» **INSTRUCTION**
From the records below, give the number of lines that contain the string "title", without any other text.

» **DATA SUPPLIED**
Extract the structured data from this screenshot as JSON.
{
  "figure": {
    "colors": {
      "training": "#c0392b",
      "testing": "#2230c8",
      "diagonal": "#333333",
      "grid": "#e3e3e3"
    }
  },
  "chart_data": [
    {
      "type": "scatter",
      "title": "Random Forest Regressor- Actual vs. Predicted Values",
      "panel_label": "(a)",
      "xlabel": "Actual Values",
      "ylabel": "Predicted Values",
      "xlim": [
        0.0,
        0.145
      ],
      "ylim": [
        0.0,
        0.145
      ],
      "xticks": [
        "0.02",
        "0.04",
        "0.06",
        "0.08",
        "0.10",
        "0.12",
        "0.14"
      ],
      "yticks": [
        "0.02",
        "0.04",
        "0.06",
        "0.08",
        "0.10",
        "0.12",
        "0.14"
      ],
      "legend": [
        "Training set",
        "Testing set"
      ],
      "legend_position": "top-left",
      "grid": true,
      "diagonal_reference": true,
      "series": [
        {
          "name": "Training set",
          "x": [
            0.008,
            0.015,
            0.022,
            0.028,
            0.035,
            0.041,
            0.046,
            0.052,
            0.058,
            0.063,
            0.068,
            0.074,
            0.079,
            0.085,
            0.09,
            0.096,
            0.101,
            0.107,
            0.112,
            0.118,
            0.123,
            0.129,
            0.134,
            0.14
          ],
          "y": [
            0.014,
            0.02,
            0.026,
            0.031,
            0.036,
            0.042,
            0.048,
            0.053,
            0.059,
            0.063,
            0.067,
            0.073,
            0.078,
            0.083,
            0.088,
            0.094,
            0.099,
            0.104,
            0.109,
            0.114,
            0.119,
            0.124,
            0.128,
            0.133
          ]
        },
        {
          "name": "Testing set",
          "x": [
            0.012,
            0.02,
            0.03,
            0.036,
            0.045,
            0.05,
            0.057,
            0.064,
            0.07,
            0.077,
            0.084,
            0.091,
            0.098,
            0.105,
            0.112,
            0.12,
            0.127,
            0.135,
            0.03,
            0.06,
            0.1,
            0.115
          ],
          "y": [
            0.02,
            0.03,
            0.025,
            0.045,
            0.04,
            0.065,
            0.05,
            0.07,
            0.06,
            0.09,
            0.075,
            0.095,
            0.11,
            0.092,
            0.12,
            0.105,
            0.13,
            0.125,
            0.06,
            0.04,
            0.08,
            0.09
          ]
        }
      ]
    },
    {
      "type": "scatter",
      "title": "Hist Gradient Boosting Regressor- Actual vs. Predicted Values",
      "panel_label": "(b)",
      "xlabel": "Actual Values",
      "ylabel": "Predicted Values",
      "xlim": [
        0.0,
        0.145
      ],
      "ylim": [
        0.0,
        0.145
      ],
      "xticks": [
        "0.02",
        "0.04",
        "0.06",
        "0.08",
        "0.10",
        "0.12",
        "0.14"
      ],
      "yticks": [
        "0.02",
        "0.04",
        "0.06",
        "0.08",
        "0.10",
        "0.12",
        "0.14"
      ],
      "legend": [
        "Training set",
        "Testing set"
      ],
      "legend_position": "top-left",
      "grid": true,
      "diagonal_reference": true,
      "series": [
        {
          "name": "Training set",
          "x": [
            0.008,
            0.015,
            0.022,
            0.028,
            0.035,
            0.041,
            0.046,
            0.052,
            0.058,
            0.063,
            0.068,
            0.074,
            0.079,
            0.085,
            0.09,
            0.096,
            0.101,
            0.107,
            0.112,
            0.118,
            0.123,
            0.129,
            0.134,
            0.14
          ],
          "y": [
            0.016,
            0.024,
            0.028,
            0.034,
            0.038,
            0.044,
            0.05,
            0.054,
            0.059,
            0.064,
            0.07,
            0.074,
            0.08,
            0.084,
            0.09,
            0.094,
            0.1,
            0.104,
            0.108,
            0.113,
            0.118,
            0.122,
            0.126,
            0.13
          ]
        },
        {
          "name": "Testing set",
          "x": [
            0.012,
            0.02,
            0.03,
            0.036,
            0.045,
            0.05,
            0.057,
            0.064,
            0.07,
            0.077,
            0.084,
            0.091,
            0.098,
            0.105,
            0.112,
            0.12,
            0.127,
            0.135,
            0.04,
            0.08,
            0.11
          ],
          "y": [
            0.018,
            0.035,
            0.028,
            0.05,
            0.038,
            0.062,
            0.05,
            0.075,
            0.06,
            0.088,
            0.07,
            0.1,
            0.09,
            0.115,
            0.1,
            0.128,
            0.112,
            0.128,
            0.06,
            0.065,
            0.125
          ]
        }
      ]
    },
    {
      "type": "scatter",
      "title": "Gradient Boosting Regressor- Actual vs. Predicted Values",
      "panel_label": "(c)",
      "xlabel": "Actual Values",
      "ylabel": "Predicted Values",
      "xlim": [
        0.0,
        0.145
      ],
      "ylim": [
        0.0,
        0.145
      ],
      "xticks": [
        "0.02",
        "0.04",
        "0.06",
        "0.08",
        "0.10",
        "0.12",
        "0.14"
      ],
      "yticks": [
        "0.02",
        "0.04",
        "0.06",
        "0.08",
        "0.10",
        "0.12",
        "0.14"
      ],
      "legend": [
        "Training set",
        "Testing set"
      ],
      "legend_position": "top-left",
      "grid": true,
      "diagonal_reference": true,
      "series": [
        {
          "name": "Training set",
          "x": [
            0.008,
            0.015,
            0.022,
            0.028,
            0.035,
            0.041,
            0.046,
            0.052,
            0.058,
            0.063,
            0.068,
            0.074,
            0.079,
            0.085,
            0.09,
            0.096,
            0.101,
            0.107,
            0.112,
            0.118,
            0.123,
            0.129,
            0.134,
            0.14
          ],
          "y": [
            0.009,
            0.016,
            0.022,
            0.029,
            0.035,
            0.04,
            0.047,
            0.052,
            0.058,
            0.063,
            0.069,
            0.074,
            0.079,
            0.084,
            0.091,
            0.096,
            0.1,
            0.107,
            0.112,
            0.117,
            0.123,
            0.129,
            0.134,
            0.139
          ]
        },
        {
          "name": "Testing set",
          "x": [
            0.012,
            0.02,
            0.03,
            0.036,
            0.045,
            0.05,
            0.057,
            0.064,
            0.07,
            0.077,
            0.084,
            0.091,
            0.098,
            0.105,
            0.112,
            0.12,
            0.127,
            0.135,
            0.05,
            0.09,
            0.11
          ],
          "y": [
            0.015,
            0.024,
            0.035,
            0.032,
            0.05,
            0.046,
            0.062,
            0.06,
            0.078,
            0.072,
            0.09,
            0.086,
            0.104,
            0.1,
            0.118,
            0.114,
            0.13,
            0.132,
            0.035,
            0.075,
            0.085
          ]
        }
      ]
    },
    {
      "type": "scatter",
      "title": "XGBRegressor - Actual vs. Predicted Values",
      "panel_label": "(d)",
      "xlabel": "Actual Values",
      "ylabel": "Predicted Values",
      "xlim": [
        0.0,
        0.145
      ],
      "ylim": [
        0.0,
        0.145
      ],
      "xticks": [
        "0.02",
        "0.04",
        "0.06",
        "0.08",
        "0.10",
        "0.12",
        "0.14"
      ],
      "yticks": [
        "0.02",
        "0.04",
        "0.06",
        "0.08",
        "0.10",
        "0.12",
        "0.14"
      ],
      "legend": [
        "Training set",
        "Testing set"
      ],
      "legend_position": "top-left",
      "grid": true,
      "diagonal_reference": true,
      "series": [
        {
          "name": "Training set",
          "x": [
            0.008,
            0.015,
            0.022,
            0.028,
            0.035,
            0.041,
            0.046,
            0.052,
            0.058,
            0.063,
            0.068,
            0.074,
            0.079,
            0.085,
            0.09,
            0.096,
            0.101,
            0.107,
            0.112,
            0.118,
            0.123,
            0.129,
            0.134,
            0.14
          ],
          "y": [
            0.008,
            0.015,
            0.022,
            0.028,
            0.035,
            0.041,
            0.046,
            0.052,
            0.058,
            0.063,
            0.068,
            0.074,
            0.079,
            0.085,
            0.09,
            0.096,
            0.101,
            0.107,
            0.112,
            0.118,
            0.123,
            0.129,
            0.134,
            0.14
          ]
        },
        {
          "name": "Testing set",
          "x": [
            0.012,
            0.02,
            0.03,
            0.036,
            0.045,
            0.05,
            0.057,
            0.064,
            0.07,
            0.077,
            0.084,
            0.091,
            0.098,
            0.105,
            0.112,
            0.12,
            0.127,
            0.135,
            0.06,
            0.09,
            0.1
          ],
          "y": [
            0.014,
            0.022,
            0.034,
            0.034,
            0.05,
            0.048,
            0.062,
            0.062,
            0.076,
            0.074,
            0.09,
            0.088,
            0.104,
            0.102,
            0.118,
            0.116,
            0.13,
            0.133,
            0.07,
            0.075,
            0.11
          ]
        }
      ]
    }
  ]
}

» **RESPONSE**
4